> _Stated problem_: Write out all the entries word for word and omit any pictures.

> _Data supplied_:
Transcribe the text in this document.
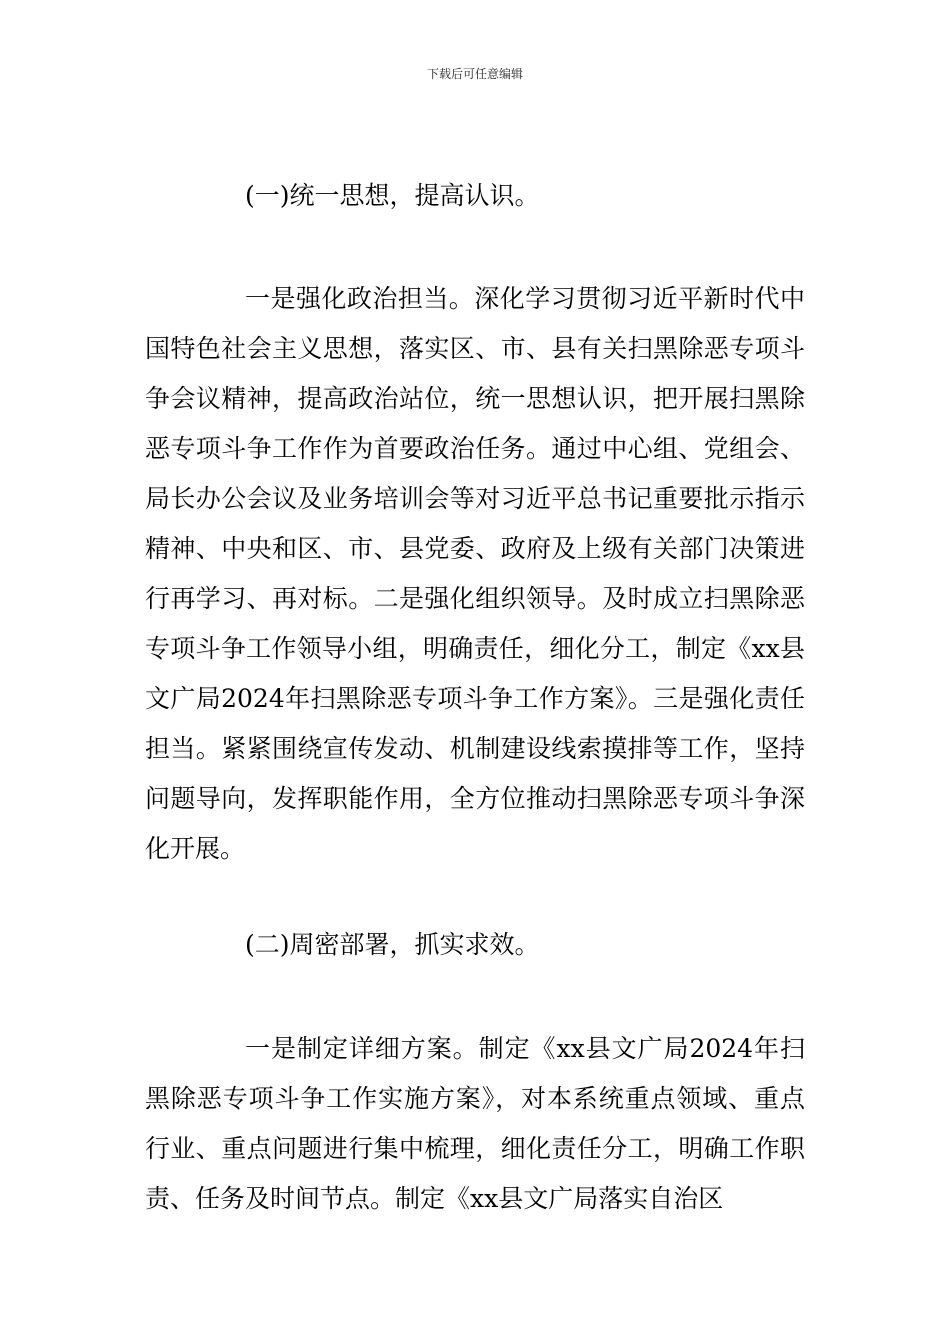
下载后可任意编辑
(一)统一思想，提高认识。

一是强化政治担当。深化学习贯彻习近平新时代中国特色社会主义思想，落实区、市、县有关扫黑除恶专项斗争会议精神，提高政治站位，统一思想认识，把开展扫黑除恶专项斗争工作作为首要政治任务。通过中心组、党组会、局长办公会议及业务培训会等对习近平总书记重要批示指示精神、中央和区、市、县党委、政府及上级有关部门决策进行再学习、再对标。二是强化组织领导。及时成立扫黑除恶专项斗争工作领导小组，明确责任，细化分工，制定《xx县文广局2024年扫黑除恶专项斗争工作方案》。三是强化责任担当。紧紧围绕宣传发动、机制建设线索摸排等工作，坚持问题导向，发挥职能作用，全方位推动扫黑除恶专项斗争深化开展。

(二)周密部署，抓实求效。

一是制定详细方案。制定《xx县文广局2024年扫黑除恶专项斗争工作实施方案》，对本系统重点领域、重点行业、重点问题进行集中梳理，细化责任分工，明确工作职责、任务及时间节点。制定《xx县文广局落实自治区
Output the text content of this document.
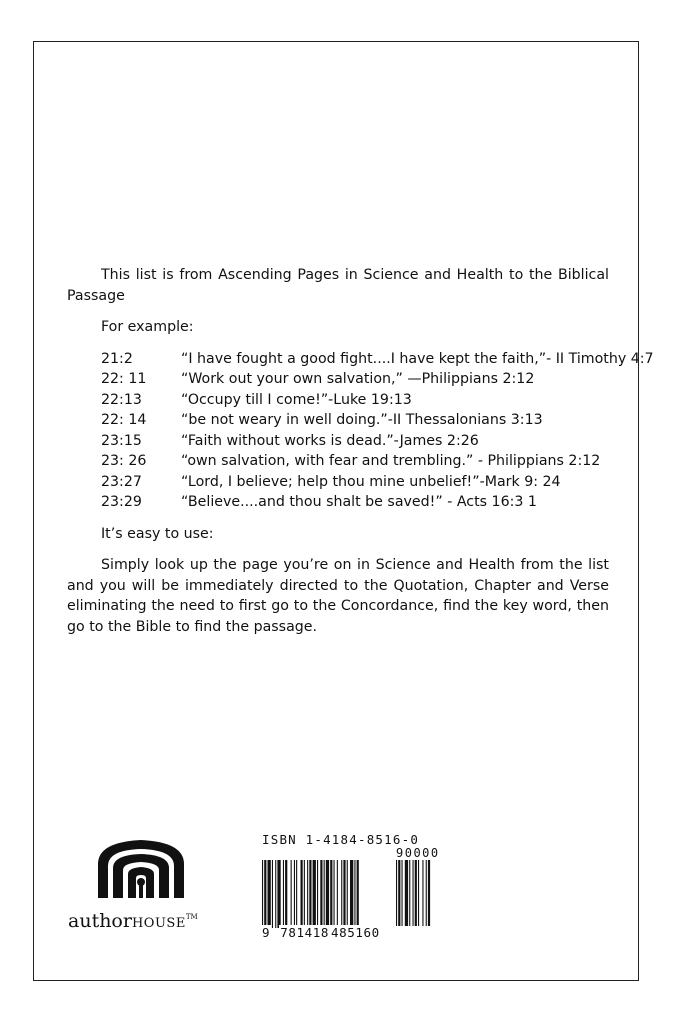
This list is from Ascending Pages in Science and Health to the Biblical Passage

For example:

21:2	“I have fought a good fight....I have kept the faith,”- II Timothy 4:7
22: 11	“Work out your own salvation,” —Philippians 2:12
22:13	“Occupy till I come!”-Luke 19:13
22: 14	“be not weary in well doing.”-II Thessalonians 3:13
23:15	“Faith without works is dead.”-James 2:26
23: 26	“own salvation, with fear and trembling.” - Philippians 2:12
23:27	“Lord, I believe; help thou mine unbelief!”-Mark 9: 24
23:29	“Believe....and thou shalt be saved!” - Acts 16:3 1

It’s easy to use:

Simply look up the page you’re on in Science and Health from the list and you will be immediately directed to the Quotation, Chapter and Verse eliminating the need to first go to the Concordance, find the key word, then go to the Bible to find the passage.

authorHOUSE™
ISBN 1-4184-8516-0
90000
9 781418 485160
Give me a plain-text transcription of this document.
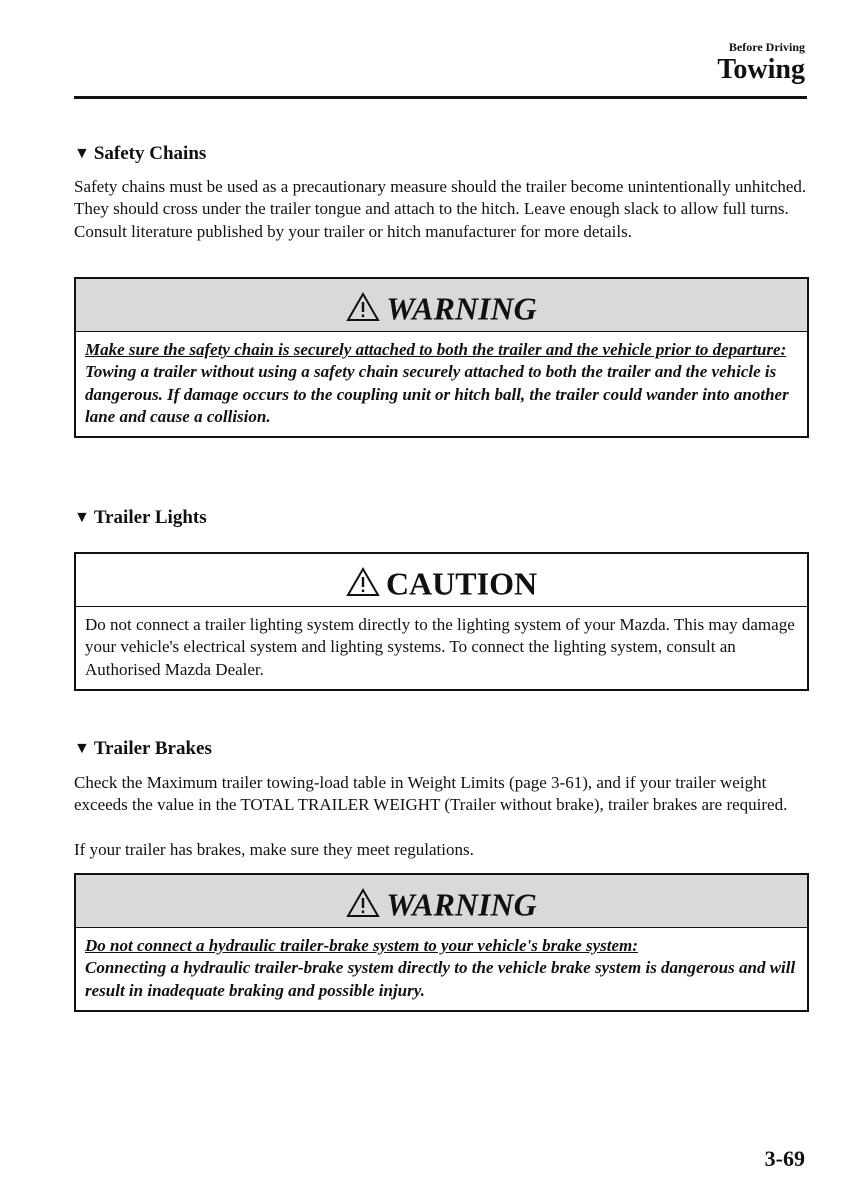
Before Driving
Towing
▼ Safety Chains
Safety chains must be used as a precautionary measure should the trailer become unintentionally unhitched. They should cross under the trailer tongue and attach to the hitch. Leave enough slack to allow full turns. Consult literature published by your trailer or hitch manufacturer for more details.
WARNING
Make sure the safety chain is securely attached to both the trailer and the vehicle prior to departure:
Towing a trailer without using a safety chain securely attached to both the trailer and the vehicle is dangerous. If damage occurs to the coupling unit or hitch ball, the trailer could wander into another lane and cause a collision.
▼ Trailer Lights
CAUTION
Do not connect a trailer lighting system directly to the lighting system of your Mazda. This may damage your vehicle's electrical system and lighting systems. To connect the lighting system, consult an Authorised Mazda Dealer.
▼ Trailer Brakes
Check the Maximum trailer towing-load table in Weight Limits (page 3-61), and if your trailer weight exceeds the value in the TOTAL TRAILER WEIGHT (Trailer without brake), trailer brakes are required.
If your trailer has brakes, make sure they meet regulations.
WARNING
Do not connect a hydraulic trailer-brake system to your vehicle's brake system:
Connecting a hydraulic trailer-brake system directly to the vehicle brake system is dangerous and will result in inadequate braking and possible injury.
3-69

> _Output_:
Transcribe the text in this document.
下载后可任意编辑
(一)统一思想，提高认识。

一是强化政治担当。深化学习贯彻习近平新时代中国特色社会主义思想，落实区、市、县有关扫黑除恶专项斗争会议精神，提高政治站位，统一思想认识，把开展扫黑除恶专项斗争工作作为首要政治任务。通过中心组、党组会、局长办公会议及业务培训会等对习近平总书记重要批示指示精神、中央和区、市、县党委、政府及上级有关部门决策进行再学习、再对标。二是强化组织领导。及时成立扫黑除恶专项斗争工作领导小组，明确责任，细化分工，制定《xx县文广局2024年扫黑除恶专项斗争工作方案》。三是强化责任担当。紧紧围绕宣传发动、机制建设线索摸排等工作，坚持问题导向，发挥职能作用，全方位推动扫黑除恶专项斗争深化开展。

(二)周密部署，抓实求效。

一是制定详细方案。制定《xx县文广局2024年扫黑除恶专项斗争工作实施方案》，对本系统重点领域、重点行业、重点问题进行集中梳理，细化责任分工，明确工作职责、任务及时间节点。制定《xx县文广局落实自治区
Output the text content of this document.
This list is from Ascending Pages in Science and Health to the Biblical Passage

For example:

21:2	“I have fought a good fight....I have kept the faith,”- II Timothy 4:7
22: 11	“Work out your own salvation,” —Philippians 2:12
22:13	“Occupy till I come!”-Luke 19:13
22: 14	“be not weary in well doing.”-II Thessalonians 3:13
23:15	“Faith without works is dead.”-James 2:26
23: 26	“own salvation, with fear and trembling.” - Philippians 2:12
23:27	“Lord, I believe; help thou mine unbelief!”-Mark 9: 24
23:29	“Believe....and thou shalt be saved!” - Acts 16:3 1

It’s easy to use:

Simply look up the page you’re on in Science and Health from the list and you will be immediately directed to the Quotation, Chapter and Verse eliminating the need to first go to the Concordance, find the key word, then go to the Bible to find the passage.

authorHOUSE™
ISBN 1-4184-8516-0
90000
9 781418 485160
Give me a plain-text transcription of this document.
Before Driving
Towing
▼ Safety Chains
Safety chains must be used as a precautionary measure should the trailer become unintentionally unhitched. They should cross under the trailer tongue and attach to the hitch. Leave enough slack to allow full turns. Consult literature published by your trailer or hitch manufacturer for more details.
WARNING
Make sure the safety chain is securely attached to both the trailer and the vehicle prior to departure:
Towing a trailer without using a safety chain securely attached to both the trailer and the vehicle is dangerous. If damage occurs to the coupling unit or hitch ball, the trailer could wander into another lane and cause a collision.
▼ Trailer Lights
CAUTION
Do not connect a trailer lighting system directly to the lighting system of your Mazda. This may damage your vehicle's electrical system and lighting systems. To connect the lighting system, consult an Authorised Mazda Dealer.
▼ Trailer Brakes
Check the Maximum trailer towing-load table in Weight Limits (page 3-61), and if your trailer weight exceeds the value in the TOTAL TRAILER WEIGHT (Trailer without brake), trailer brakes are required.
If your trailer has brakes, make sure they meet regulations.
WARNING
Do not connect a hydraulic trailer-brake system to your vehicle's brake system:
Connecting a hydraulic trailer-brake system directly to the vehicle brake system is dangerous and will result in inadequate braking and possible injury.
3-69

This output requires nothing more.